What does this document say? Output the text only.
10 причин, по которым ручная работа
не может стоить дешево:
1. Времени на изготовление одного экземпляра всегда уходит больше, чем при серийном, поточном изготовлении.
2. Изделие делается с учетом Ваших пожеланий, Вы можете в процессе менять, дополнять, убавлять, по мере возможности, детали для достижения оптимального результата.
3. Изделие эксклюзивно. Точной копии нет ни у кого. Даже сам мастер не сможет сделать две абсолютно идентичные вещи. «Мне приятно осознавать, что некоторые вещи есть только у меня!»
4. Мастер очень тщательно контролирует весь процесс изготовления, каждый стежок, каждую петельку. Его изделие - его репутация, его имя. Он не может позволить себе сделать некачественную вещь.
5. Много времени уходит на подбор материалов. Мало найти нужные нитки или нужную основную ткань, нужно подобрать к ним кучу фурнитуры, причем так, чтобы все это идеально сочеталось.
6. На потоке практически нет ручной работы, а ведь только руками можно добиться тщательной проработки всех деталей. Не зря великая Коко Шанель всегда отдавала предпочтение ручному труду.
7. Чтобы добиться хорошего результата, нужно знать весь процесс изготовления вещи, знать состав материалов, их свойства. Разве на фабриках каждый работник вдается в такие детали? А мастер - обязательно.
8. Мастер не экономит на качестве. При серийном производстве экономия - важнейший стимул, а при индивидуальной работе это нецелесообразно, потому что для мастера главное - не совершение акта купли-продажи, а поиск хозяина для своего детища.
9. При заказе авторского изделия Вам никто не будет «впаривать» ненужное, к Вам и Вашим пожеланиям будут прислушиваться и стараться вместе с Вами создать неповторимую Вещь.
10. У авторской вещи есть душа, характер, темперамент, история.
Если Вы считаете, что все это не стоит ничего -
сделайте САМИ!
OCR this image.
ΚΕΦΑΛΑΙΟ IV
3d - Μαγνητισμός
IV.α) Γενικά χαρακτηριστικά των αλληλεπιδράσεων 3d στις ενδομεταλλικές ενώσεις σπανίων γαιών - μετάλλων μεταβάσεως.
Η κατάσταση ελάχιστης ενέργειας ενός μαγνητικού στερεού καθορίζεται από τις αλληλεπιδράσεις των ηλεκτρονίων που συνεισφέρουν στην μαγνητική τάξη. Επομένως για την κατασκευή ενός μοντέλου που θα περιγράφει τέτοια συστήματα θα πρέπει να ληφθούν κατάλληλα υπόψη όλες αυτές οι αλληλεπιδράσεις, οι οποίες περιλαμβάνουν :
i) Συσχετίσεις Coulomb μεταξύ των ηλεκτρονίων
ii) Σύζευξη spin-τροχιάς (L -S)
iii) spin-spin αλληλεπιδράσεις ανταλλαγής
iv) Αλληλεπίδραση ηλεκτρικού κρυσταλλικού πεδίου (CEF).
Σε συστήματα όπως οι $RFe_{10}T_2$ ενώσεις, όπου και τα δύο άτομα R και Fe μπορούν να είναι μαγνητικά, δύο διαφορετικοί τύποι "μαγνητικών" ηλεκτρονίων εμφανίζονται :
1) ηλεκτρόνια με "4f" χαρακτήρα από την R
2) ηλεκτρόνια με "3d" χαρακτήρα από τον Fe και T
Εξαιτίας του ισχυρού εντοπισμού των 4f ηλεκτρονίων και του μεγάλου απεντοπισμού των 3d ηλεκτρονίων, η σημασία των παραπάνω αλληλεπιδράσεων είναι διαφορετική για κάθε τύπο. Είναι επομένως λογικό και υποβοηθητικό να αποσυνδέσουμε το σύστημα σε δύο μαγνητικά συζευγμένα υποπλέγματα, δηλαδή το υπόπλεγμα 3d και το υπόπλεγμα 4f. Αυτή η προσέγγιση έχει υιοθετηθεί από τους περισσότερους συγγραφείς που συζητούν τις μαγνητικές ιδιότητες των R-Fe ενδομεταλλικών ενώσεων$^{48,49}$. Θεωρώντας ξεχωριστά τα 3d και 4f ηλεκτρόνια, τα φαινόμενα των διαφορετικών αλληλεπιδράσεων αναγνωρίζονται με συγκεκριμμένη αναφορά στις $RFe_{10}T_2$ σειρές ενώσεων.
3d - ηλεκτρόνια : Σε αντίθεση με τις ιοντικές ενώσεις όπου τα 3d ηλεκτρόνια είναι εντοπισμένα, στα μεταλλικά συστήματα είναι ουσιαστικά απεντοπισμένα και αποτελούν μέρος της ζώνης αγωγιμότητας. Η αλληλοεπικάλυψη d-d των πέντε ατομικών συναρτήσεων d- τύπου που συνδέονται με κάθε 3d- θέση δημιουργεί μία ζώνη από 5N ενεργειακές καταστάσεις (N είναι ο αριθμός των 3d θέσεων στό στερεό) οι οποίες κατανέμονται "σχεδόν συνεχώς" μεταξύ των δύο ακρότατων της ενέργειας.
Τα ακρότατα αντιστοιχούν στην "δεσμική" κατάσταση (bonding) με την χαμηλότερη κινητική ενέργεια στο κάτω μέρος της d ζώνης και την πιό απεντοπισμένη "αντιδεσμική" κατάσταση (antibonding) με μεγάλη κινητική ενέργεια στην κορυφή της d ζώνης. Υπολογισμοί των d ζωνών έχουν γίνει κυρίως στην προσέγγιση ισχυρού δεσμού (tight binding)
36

######

Challenge: Retype the listing above in full, with no alterations.

Right answer:
What does this document say? Output the text only.
10 причин, по которым ручная работа
не может стоить дешево:
1. Времени на изготовление одного экземпляра всегда уходит больше, чем при серийном, поточном изготовлении.
2. Изделие делается с учетом Ваших пожеланий, Вы можете в процессе менять, дополнять, убавлять, по мере возможности, детали для достижения оптимального результата.
3. Изделие эксклюзивно. Точной копии нет ни у кого. Даже сам мастер не сможет сделать две абсолютно идентичные вещи. «Мне приятно осознавать, что некоторые вещи есть только у меня!»
4. Мастер очень тщательно контролирует весь процесс изготовления, каждый стежок, каждую петельку. Его изделие - его репутация, его имя. Он не может позволить себе сделать некачественную вещь.
5. Много времени уходит на подбор материалов. Мало найти нужные нитки или нужную основную ткань, нужно подобрать к ним кучу фурнитуры, причем так, чтобы все это идеально сочеталось.
6. На потоке практически нет ручной работы, а ведь только руками можно добиться тщательной проработки всех деталей. Не зря великая Коко Шанель всегда отдавала предпочтение ручному труду.
7. Чтобы добиться хорошего результата, нужно знать весь процесс изготовления вещи, знать состав материалов, их свойства. Разве на фабриках каждый работник вдается в такие детали? А мастер - обязательно.
8. Мастер не экономит на качестве. При серийном производстве экономия - важнейший стимул, а при индивидуальной работе это нецелесообразно, потому что для мастера главное - не совершение акта купли-продажи, а поиск хозяина для своего детища.
9. При заказе авторского изделия Вам никто не будет «впаривать» ненужное, к Вам и Вашим пожеланиям будут прислушиваться и стараться вместе с Вами создать неповторимую Вещь.
10. У авторской вещи есть душа, характер, темперамент, история.
Если Вы считаете, что все это не стоит ничего -
сделайте САМИ!
OCR this image.
ΚΕΦΑΛΑΙΟ IV
3d - Μαγνητισμός
IV.α) Γενικά χαρακτηριστικά των αλληλεπιδράσεων 3d στις ενδομεταλλικές ενώσεις σπανίων γαιών - μετάλλων μεταβάσεως.
Η κατάσταση ελάχιστης ενέργειας ενός μαγνητικού στερεού καθορίζεται από τις αλληλεπιδράσεις των ηλεκτρονίων που συνεισφέρουν στην μαγνητική τάξη. Επομένως για την κατασκευή ενός μοντέλου που θα περιγράφει τέτοια συστήματα θα πρέπει να ληφθούν κατάλληλα υπόψη όλες αυτές οι αλληλεπιδράσεις, οι οποίες περιλαμβάνουν :
i) Συσχετίσεις Coulomb μεταξύ των ηλεκτρονίων
ii) Σύζευξη spin-τροχιάς (L -S)
iii) spin-spin αλληλεπιδράσεις ανταλλαγής
iv) Αλληλεπίδραση ηλεκτρικού κρυσταλλικού πεδίου (CEF).
Σε συστήματα όπως οι $RFe_{10}T_2$ ενώσεις, όπου και τα δύο άτομα R και Fe μπορούν να είναι μαγνητικά, δύο διαφορετικοί τύποι "μαγνητικών" ηλεκτρονίων εμφανίζονται :
1) ηλεκτρόνια με "4f" χαρακτήρα από την R
2) ηλεκτρόνια με "3d" χαρακτήρα από τον Fe και T
Εξαιτίας του ισχυρού εντοπισμού των 4f ηλεκτρονίων και του μεγάλου απεντοπισμού των 3d ηλεκτρονίων, η σημασία των παραπάνω αλληλεπιδράσεων είναι διαφορετική για κάθε τύπο. Είναι επομένως λογικό και υποβοηθητικό να αποσυνδέσουμε το σύστημα σε δύο μαγνητικά συζευγμένα υποπλέγματα, δηλαδή το υπόπλεγμα 3d και το υπόπλεγμα 4f. Αυτή η προσέγγιση έχει υιοθετηθεί από τους περισσότερους συγγραφείς που συζητούν τις μαγνητικές ιδιότητες των R-Fe ενδομεταλλικών ενώσεων$^{48,49}$. Θεωρώντας ξεχωριστά τα 3d και 4f ηλεκτρόνια, τα φαινόμενα των διαφορετικών αλληλεπιδράσεων αναγνωρίζονται με συγκεκριμμένη αναφορά στις $RFe_{10}T_2$ σειρές ενώσεων.
3d - ηλεκτρόνια : Σε αντίθεση με τις ιοντικές ενώσεις όπου τα 3d ηλεκτρόνια είναι εντοπισμένα, στα μεταλλικά συστήματα είναι ουσιαστικά απεντοπισμένα και αποτελούν μέρος της ζώνης αγωγιμότητας. Η αλληλοεπικάλυψη d-d των πέντε ατομικών συναρτήσεων d- τύπου που συνδέονται με κάθε 3d- θέση δημιουργεί μία ζώνη από 5N ενεργειακές καταστάσεις (N είναι ο αριθμός των 3d θέσεων στό στερεό) οι οποίες κατανέμονται "σχεδόν συνεχώς" μεταξύ των δύο ακρότατων της ενέργειας.
Τα ακρότατα αντιστοιχούν στην "δεσμική" κατάσταση (bonding) με την χαμηλότερη κινητική ενέργεια στο κάτω μέρος της d ζώνης και την πιό απεντοπισμένη "αντιδεσμική" κατάσταση (antibonding) με μεγάλη κινητική ενέργεια στην κορυφή της d ζώνης. Υπολογισμοί των d ζωνών έχουν γίνει κυρίως στην προσέγγιση ισχυρού δεσμού (tight binding)
36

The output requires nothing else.